[Extracted records]
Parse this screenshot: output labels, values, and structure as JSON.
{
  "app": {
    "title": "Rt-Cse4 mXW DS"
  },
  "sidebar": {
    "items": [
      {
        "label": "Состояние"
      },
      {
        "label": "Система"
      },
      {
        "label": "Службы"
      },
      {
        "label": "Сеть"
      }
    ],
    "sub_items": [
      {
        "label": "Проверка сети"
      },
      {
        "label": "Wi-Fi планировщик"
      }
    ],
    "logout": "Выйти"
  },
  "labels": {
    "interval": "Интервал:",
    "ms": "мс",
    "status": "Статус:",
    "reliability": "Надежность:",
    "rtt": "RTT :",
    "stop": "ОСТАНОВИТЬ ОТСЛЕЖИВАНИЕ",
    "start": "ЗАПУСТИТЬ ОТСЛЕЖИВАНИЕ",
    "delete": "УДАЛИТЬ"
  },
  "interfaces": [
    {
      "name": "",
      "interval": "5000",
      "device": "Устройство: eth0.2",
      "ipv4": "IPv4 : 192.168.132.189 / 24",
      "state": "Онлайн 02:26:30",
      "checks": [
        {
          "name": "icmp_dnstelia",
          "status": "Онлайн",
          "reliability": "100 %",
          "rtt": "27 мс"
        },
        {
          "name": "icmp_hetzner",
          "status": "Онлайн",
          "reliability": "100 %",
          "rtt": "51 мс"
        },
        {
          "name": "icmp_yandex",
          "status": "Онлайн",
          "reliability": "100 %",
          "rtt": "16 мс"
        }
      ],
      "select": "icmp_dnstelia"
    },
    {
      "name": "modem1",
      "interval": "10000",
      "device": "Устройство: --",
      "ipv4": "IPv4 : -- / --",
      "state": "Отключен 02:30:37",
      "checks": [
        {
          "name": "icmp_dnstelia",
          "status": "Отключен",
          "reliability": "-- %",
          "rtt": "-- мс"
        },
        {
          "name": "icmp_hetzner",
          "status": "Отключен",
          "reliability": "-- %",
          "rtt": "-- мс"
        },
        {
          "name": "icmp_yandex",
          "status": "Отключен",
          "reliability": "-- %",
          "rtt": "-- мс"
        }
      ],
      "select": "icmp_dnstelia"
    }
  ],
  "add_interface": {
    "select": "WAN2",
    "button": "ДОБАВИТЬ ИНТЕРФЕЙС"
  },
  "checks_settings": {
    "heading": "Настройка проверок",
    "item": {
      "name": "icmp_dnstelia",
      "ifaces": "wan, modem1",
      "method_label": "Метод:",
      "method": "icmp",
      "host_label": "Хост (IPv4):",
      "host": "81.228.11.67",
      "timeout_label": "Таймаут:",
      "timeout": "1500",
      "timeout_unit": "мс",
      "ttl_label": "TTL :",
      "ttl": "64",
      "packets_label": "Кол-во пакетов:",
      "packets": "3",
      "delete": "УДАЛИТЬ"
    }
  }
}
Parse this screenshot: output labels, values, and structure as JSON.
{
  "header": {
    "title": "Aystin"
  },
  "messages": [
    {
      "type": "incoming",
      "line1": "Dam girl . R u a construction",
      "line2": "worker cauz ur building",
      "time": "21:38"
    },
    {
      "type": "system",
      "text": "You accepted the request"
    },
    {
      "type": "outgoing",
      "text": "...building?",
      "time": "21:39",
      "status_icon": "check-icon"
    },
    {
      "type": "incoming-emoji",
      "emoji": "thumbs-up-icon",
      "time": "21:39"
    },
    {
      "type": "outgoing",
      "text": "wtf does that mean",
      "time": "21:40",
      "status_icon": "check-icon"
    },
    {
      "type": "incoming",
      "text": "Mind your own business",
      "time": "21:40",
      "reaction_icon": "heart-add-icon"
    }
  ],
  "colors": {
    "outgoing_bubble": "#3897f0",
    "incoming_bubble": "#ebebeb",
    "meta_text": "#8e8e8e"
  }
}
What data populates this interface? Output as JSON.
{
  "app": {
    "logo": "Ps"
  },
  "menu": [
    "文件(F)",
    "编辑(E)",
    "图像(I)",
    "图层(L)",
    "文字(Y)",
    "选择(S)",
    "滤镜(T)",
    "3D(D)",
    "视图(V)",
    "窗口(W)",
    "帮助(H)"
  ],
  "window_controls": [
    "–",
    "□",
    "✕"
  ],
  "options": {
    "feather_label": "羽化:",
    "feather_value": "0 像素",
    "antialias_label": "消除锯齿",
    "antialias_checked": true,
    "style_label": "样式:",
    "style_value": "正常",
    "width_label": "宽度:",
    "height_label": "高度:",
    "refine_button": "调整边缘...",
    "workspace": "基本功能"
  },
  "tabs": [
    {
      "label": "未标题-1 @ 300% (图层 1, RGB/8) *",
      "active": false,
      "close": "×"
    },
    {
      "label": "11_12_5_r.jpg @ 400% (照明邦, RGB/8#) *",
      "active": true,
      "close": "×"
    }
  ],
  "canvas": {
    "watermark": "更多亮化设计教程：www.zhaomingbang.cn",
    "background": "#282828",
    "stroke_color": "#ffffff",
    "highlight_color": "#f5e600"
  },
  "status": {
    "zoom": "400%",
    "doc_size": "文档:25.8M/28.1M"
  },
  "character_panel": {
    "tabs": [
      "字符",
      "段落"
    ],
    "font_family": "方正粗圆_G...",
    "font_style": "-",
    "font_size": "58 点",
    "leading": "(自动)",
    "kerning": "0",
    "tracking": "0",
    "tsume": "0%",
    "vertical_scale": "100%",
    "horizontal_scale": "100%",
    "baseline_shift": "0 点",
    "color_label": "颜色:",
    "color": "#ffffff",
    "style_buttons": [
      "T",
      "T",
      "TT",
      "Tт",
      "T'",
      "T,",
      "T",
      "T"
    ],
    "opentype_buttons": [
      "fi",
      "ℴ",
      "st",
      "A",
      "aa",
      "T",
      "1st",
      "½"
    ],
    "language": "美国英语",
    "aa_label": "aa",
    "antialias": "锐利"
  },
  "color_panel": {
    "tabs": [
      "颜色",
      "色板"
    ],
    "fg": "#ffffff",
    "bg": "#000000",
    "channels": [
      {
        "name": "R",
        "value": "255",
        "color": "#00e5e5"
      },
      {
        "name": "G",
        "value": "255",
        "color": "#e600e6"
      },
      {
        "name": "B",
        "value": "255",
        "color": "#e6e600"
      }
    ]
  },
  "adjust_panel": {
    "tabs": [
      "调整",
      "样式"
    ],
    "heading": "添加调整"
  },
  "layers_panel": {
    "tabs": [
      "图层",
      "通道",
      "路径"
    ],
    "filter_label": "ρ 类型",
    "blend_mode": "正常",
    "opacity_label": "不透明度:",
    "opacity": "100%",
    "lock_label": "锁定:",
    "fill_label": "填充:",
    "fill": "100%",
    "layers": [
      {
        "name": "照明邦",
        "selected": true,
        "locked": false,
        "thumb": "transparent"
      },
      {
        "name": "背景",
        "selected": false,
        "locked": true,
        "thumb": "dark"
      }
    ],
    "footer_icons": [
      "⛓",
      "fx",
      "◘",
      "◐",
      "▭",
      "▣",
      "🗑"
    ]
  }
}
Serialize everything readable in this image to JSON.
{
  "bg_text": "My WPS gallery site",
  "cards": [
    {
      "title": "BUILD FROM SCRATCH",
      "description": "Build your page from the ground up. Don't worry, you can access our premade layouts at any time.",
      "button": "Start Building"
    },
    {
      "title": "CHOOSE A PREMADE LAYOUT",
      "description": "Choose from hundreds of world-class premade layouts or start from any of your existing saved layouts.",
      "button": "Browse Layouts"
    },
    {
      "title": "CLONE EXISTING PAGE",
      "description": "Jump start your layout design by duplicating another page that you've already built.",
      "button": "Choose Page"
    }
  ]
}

[YOUR TASK] Reproduce each record shown above without altering a single word.

[EXERCISE SOLUTION]
Parse this screenshot: output labels, values, and structure as JSON.
{
  "app": {
    "title": "Rt-Cse4 mXW DS"
  },
  "sidebar": {
    "items": [
      {
        "label": "Состояние"
      },
      {
        "label": "Система"
      },
      {
        "label": "Службы"
      },
      {
        "label": "Сеть"
      }
    ],
    "sub_items": [
      {
        "label": "Проверка сети"
      },
      {
        "label": "Wi-Fi планировщик"
      }
    ],
    "logout": "Выйти"
  },
  "labels": {
    "interval": "Интервал:",
    "ms": "мс",
    "status": "Статус:",
    "reliability": "Надежность:",
    "rtt": "RTT :",
    "stop": "ОСТАНОВИТЬ ОТСЛЕЖИВАНИЕ",
    "start": "ЗАПУСТИТЬ ОТСЛЕЖИВАНИЕ",
    "delete": "УДАЛИТЬ"
  },
  "interfaces": [
    {
      "name": "",
      "interval": "5000",
      "device": "Устройство: eth0.2",
      "ipv4": "IPv4 : 192.168.132.189 / 24",
      "state": "Онлайн 02:26:30",
      "checks": [
        {
          "name": "icmp_dnstelia",
          "status": "Онлайн",
          "reliability": "100 %",
          "rtt": "27 мс"
        },
        {
          "name": "icmp_hetzner",
          "status": "Онлайн",
          "reliability": "100 %",
          "rtt": "51 мс"
        },
        {
          "name": "icmp_yandex",
          "status": "Онлайн",
          "reliability": "100 %",
          "rtt": "16 мс"
        }
      ],
      "select": "icmp_dnstelia"
    },
    {
      "name": "modem1",
      "interval": "10000",
      "device": "Устройство: --",
      "ipv4": "IPv4 : -- / --",
      "state": "Отключен 02:30:37",
      "checks": [
        {
          "name": "icmp_dnstelia",
          "status": "Отключен",
          "reliability": "-- %",
          "rtt": "-- мс"
        },
        {
          "name": "icmp_hetzner",
          "status": "Отключен",
          "reliability": "-- %",
          "rtt": "-- мс"
        },
        {
          "name": "icmp_yandex",
          "status": "Отключен",
          "reliability": "-- %",
          "rtt": "-- мс"
        }
      ],
      "select": "icmp_dnstelia"
    }
  ],
  "add_interface": {
    "select": "WAN2",
    "button": "ДОБАВИТЬ ИНТЕРФЕЙС"
  },
  "checks_settings": {
    "heading": "Настройка проверок",
    "item": {
      "name": "icmp_dnstelia",
      "ifaces": "wan, modem1",
      "method_label": "Метод:",
      "method": "icmp",
      "host_label": "Хост (IPv4):",
      "host": "81.228.11.67",
      "timeout_label": "Таймаут:",
      "timeout": "1500",
      "timeout_unit": "мс",
      "ttl_label": "TTL :",
      "ttl": "64",
      "packets_label": "Кол-во пакетов:",
      "packets": "3",
      "delete": "УДАЛИТЬ"
    }
  }
}
Parse this screenshot: output labels, values, and structure as JSON.
{
  "header": {
    "title": "Aystin"
  },
  "messages": [
    {
      "type": "incoming",
      "line1": "Dam girl . R u a construction",
      "line2": "worker cauz ur building",
      "time": "21:38"
    },
    {
      "type": "system",
      "text": "You accepted the request"
    },
    {
      "type": "outgoing",
      "text": "...building?",
      "time": "21:39",
      "status_icon": "check-icon"
    },
    {
      "type": "incoming-emoji",
      "emoji": "thumbs-up-icon",
      "time": "21:39"
    },
    {
      "type": "outgoing",
      "text": "wtf does that mean",
      "time": "21:40",
      "status_icon": "check-icon"
    },
    {
      "type": "incoming",
      "text": "Mind your own business",
      "time": "21:40",
      "reaction_icon": "heart-add-icon"
    }
  ],
  "colors": {
    "outgoing_bubble": "#3897f0",
    "incoming_bubble": "#ebebeb",
    "meta_text": "#8e8e8e"
  }
}
What data populates this interface? Output as JSON.
{
  "app": {
    "logo": "Ps"
  },
  "menu": [
    "文件(F)",
    "编辑(E)",
    "图像(I)",
    "图层(L)",
    "文字(Y)",
    "选择(S)",
    "滤镜(T)",
    "3D(D)",
    "视图(V)",
    "窗口(W)",
    "帮助(H)"
  ],
  "window_controls": [
    "–",
    "□",
    "✕"
  ],
  "options": {
    "feather_label": "羽化:",
    "feather_value": "0 像素",
    "antialias_label": "消除锯齿",
    "antialias_checked": true,
    "style_label": "样式:",
    "style_value": "正常",
    "width_label": "宽度:",
    "height_label": "高度:",
    "refine_button": "调整边缘...",
    "workspace": "基本功能"
  },
  "tabs": [
    {
      "label": "未标题-1 @ 300% (图层 1, RGB/8) *",
      "active": false,
      "close": "×"
    },
    {
      "label": "11_12_5_r.jpg @ 400% (照明邦, RGB/8#) *",
      "active": true,
      "close": "×"
    }
  ],
  "canvas": {
    "watermark": "更多亮化设计教程：www.zhaomingbang.cn",
    "background": "#282828",
    "stroke_color": "#ffffff",
    "highlight_color": "#f5e600"
  },
  "status": {
    "zoom": "400%",
    "doc_size": "文档:25.8M/28.1M"
  },
  "character_panel": {
    "tabs": [
      "字符",
      "段落"
    ],
    "font_family": "方正粗圆_G...",
    "font_style": "-",
    "font_size": "58 点",
    "leading": "(自动)",
    "kerning": "0",
    "tracking": "0",
    "tsume": "0%",
    "vertical_scale": "100%",
    "horizontal_scale": "100%",
    "baseline_shift": "0 点",
    "color_label": "颜色:",
    "color": "#ffffff",
    "style_buttons": [
      "T",
      "T",
      "TT",
      "Tт",
      "T'",
      "T,",
      "T",
      "T"
    ],
    "opentype_buttons": [
      "fi",
      "ℴ",
      "st",
      "A",
      "aa",
      "T",
      "1st",
      "½"
    ],
    "language": "美国英语",
    "aa_label": "aa",
    "antialias": "锐利"
  },
  "color_panel": {
    "tabs": [
      "颜色",
      "色板"
    ],
    "fg": "#ffffff",
    "bg": "#000000",
    "channels": [
      {
        "name": "R",
        "value": "255",
        "color": "#00e5e5"
      },
      {
        "name": "G",
        "value": "255",
        "color": "#e600e6"
      },
      {
        "name": "B",
        "value": "255",
        "color": "#e6e600"
      }
    ]
  },
  "adjust_panel": {
    "tabs": [
      "调整",
      "样式"
    ],
    "heading": "添加调整"
  },
  "layers_panel": {
    "tabs": [
      "图层",
      "通道",
      "路径"
    ],
    "filter_label": "ρ 类型",
    "blend_mode": "正常",
    "opacity_label": "不透明度:",
    "opacity": "100%",
    "lock_label": "锁定:",
    "fill_label": "填充:",
    "fill": "100%",
    "layers": [
      {
        "name": "照明邦",
        "selected": true,
        "locked": false,
        "thumb": "transparent"
      },
      {
        "name": "背景",
        "selected": false,
        "locked": true,
        "thumb": "dark"
      }
    ],
    "footer_icons": [
      "⛓",
      "fx",
      "◘",
      "◐",
      "▭",
      "▣",
      "🗑"
    ]
  }
}
Serialize everything readable in this image to JSON.
{
  "bg_text": "My WPS gallery site",
  "cards": [
    {
      "title": "BUILD FROM SCRATCH",
      "description": "Build your page from the ground up. Don't worry, you can access our premade layouts at any time.",
      "button": "Start Building"
    },
    {
      "title": "CHOOSE A PREMADE LAYOUT",
      "description": "Choose from hundreds of world-class premade layouts or start from any of your existing saved layouts.",
      "button": "Browse Layouts"
    },
    {
      "title": "CLONE EXISTING PAGE",
      "description": "Jump start your layout design by duplicating another page that you've already built.",
      "button": "Choose Page"
    }
  ]
}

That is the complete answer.